# [Items]

━━━

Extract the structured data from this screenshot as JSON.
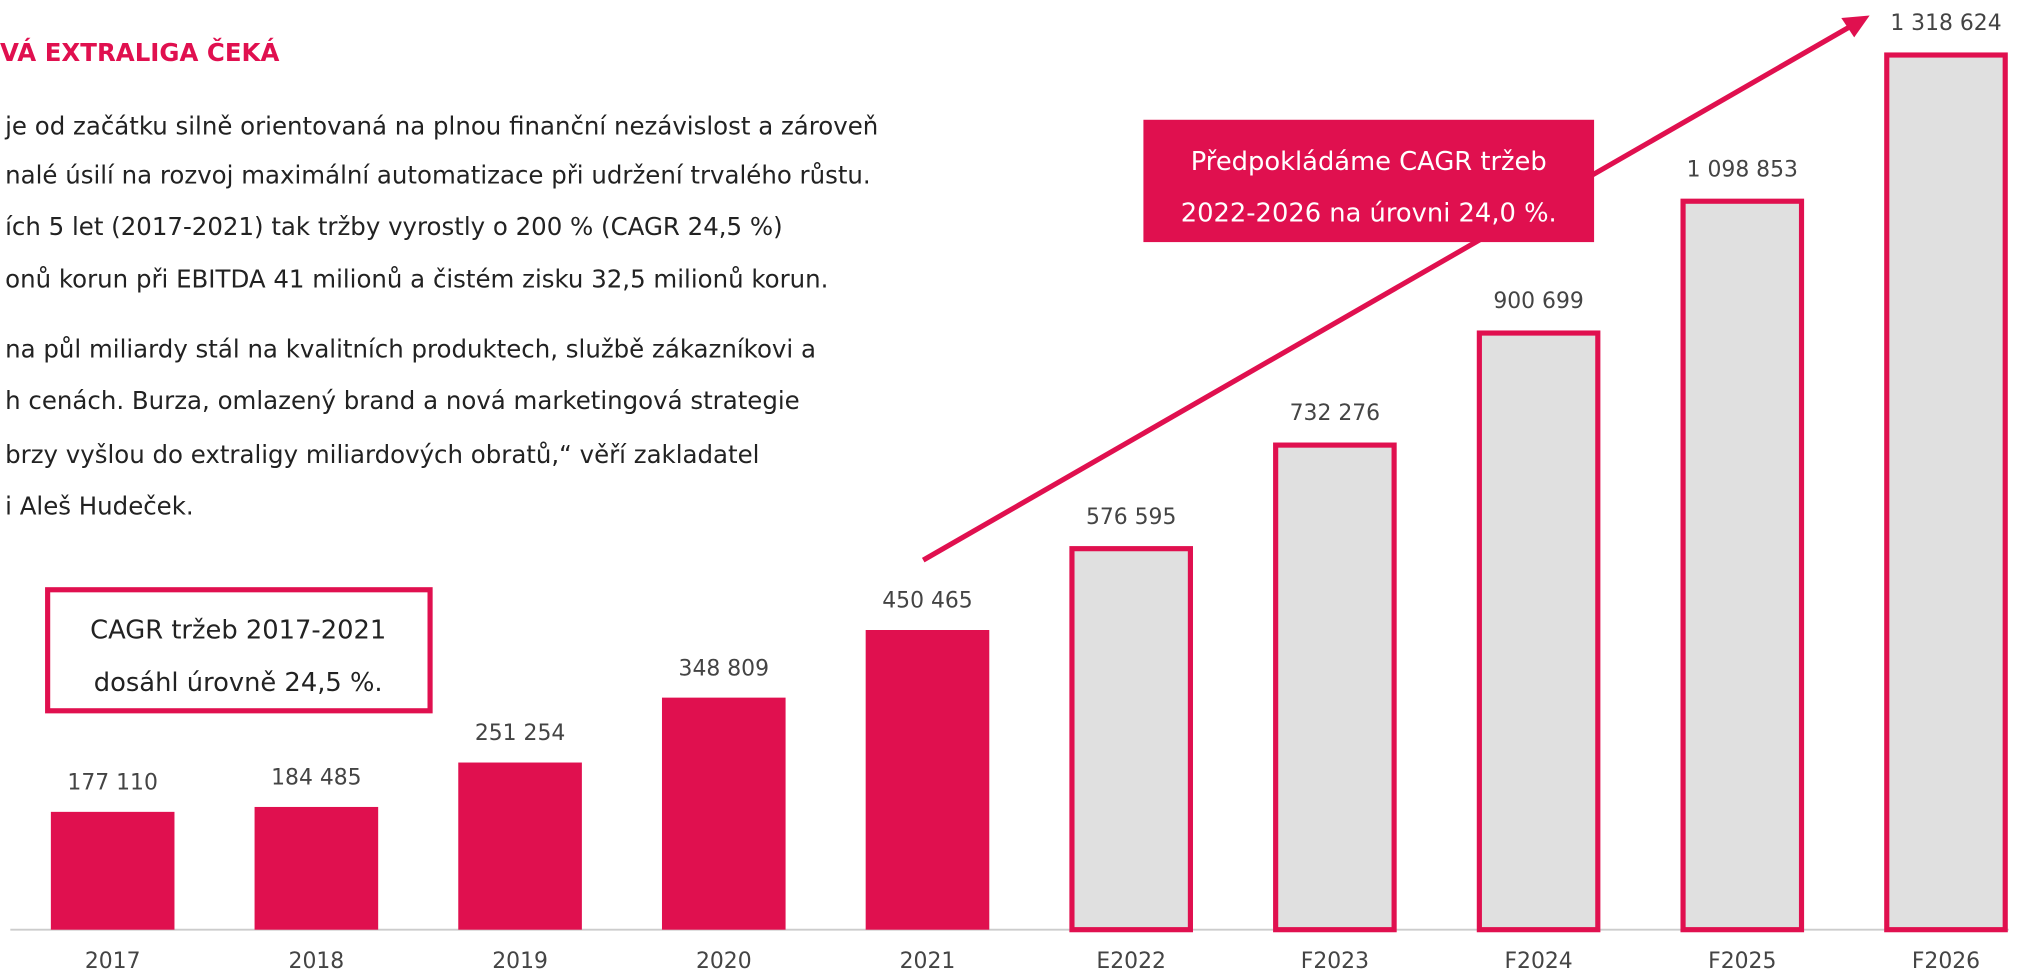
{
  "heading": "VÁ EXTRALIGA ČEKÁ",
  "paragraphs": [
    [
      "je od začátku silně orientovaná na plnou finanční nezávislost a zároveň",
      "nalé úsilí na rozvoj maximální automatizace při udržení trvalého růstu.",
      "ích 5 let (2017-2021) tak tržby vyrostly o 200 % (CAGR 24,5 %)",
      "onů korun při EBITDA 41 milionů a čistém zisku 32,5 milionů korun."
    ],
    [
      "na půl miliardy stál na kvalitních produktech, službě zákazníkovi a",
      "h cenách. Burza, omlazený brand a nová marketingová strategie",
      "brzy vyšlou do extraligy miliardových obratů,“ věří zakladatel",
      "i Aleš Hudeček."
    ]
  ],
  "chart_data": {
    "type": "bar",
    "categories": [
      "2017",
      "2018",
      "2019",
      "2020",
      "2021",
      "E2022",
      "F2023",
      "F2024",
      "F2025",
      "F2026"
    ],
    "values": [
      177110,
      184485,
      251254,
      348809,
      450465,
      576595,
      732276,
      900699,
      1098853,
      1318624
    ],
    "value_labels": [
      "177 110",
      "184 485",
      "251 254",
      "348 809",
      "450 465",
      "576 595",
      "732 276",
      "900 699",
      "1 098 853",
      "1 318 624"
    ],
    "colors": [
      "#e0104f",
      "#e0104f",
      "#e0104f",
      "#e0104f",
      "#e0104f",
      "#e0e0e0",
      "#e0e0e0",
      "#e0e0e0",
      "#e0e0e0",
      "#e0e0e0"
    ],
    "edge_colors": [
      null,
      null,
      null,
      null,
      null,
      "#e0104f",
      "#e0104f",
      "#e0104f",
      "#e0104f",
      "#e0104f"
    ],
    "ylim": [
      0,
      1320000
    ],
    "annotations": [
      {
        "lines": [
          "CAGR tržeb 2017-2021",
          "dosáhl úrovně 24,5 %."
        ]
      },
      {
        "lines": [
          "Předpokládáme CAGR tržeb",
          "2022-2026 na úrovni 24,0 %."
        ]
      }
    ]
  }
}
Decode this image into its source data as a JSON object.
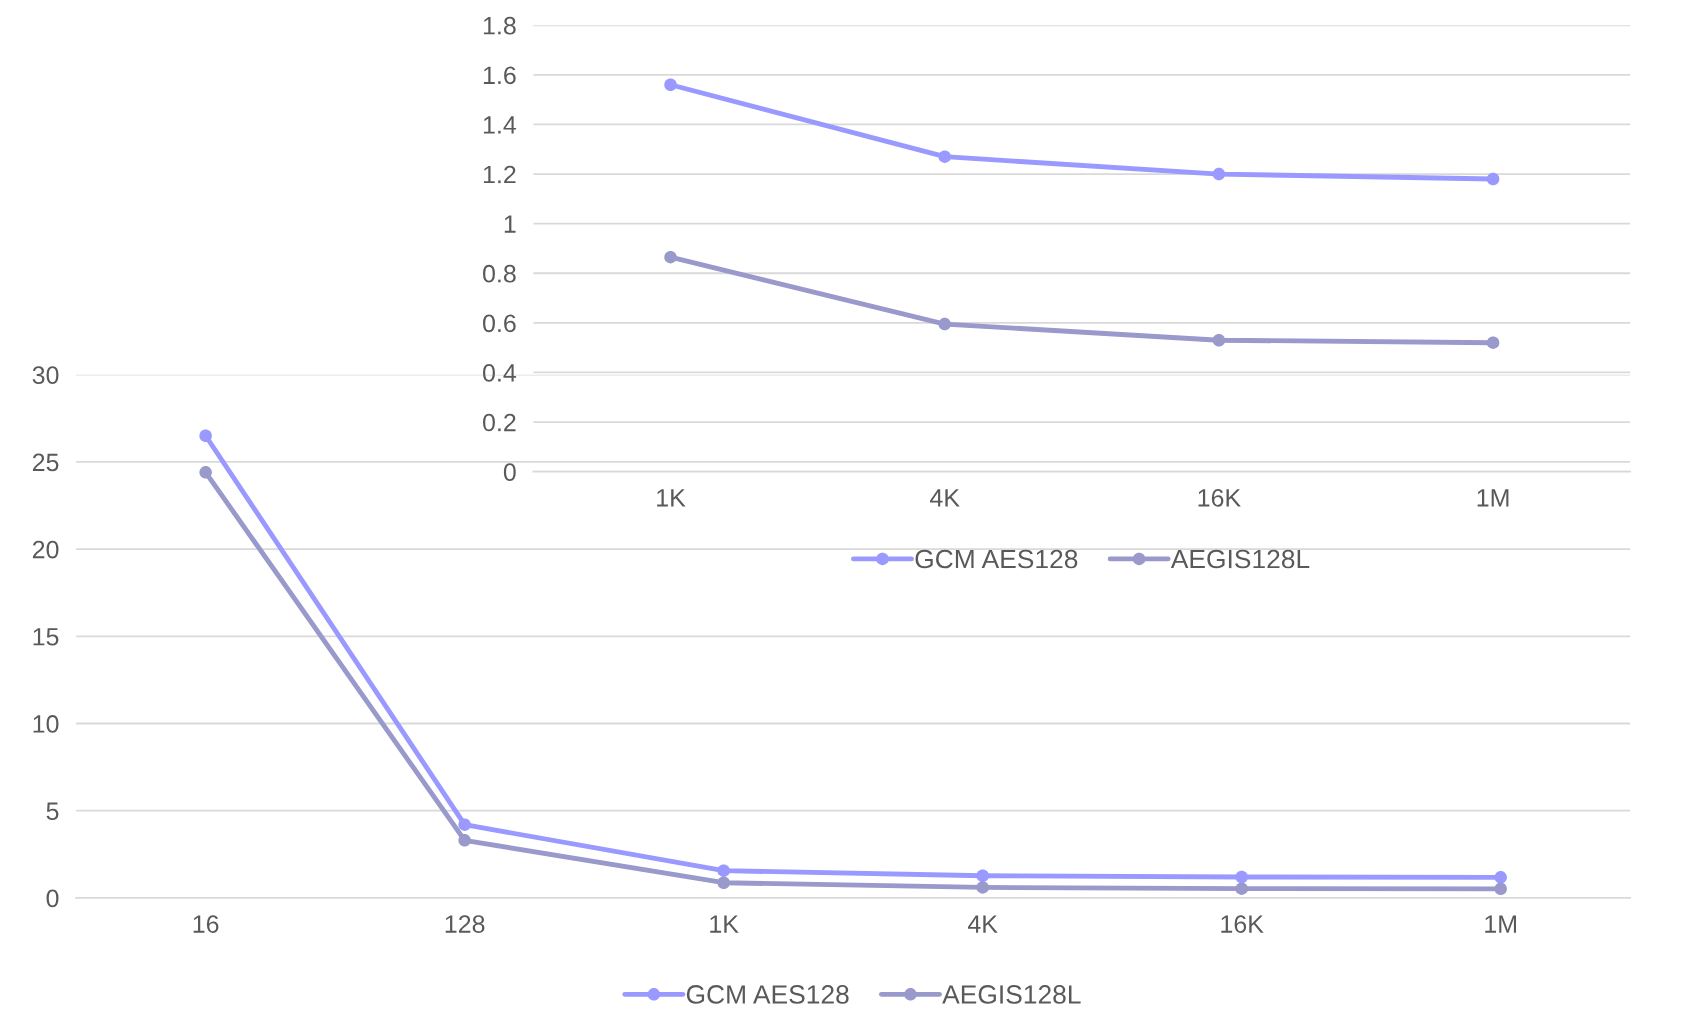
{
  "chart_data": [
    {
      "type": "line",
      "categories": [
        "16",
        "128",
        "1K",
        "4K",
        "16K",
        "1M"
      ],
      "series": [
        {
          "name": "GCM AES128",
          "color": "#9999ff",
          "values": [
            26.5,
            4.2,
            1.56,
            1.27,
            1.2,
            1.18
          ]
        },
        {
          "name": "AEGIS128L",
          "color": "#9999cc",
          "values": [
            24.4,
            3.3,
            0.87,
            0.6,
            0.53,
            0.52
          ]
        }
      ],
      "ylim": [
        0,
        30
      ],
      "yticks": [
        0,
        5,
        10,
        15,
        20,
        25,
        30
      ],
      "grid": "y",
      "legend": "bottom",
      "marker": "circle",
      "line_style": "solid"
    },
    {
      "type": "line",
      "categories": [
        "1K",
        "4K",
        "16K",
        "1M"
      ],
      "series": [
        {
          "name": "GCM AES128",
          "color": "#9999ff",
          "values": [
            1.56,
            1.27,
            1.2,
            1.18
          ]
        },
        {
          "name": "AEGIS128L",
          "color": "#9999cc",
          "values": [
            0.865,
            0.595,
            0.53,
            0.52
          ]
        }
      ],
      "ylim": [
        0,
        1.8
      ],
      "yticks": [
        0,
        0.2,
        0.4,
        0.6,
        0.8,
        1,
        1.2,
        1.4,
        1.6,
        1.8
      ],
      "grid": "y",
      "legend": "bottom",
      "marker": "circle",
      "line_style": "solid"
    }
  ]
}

━━━

# [What you are asked to do]
Copy the listing in full and without alteration, omitting every picture.

# [Solved problem]
Extract the structured data from this screenshot as JSON.
{
  "heading": "VÁ EXTRALIGA ČEKÁ",
  "paragraphs": [
    [
      "je od začátku silně orientovaná na plnou finanční nezávislost a zároveň",
      "nalé úsilí na rozvoj maximální automatizace při udržení trvalého růstu.",
      "ích 5 let (2017-2021) tak tržby vyrostly o 200 % (CAGR 24,5 %)",
      "onů korun při EBITDA 41 milionů a čistém zisku 32,5 milionů korun."
    ],
    [
      "na půl miliardy stál na kvalitních produktech, službě zákazníkovi a",
      "h cenách. Burza, omlazený brand a nová marketingová strategie",
      "brzy vyšlou do extraligy miliardových obratů,“ věří zakladatel",
      "i Aleš Hudeček."
    ]
  ],
  "chart_data": {
    "type": "bar",
    "categories": [
      "2017",
      "2018",
      "2019",
      "2020",
      "2021",
      "E2022",
      "F2023",
      "F2024",
      "F2025",
      "F2026"
    ],
    "values": [
      177110,
      184485,
      251254,
      348809,
      450465,
      576595,
      732276,
      900699,
      1098853,
      1318624
    ],
    "value_labels": [
      "177 110",
      "184 485",
      "251 254",
      "348 809",
      "450 465",
      "576 595",
      "732 276",
      "900 699",
      "1 098 853",
      "1 318 624"
    ],
    "colors": [
      "#e0104f",
      "#e0104f",
      "#e0104f",
      "#e0104f",
      "#e0104f",
      "#e0e0e0",
      "#e0e0e0",
      "#e0e0e0",
      "#e0e0e0",
      "#e0e0e0"
    ],
    "edge_colors": [
      null,
      null,
      null,
      null,
      null,
      "#e0104f",
      "#e0104f",
      "#e0104f",
      "#e0104f",
      "#e0104f"
    ],
    "ylim": [
      0,
      1320000
    ],
    "annotations": [
      {
        "lines": [
          "CAGR tržeb 2017-2021",
          "dosáhl úrovně 24,5 %."
        ]
      },
      {
        "lines": [
          "Předpokládáme CAGR tržeb",
          "2022-2026 na úrovni 24,0 %."
        ]
      }
    ]
  }
}
Decode this image into its source data as a JSON object.
{
  "chart_data": [
    {
      "type": "line",
      "categories": [
        "16",
        "128",
        "1K",
        "4K",
        "16K",
        "1M"
      ],
      "series": [
        {
          "name": "GCM AES128",
          "color": "#9999ff",
          "values": [
            26.5,
            4.2,
            1.56,
            1.27,
            1.2,
            1.18
          ]
        },
        {
          "name": "AEGIS128L",
          "color": "#9999cc",
          "values": [
            24.4,
            3.3,
            0.87,
            0.6,
            0.53,
            0.52
          ]
        }
      ],
      "ylim": [
        0,
        30
      ],
      "yticks": [
        0,
        5,
        10,
        15,
        20,
        25,
        30
      ],
      "grid": "y",
      "legend": "bottom",
      "marker": "circle",
      "line_style": "solid"
    },
    {
      "type": "line",
      "categories": [
        "1K",
        "4K",
        "16K",
        "1M"
      ],
      "series": [
        {
          "name": "GCM AES128",
          "color": "#9999ff",
          "values": [
            1.56,
            1.27,
            1.2,
            1.18
          ]
        },
        {
          "name": "AEGIS128L",
          "color": "#9999cc",
          "values": [
            0.865,
            0.595,
            0.53,
            0.52
          ]
        }
      ],
      "ylim": [
        0,
        1.8
      ],
      "yticks": [
        0,
        0.2,
        0.4,
        0.6,
        0.8,
        1,
        1.2,
        1.4,
        1.6,
        1.8
      ],
      "grid": "y",
      "legend": "bottom",
      "marker": "circle",
      "line_style": "solid"
    }
  ]
}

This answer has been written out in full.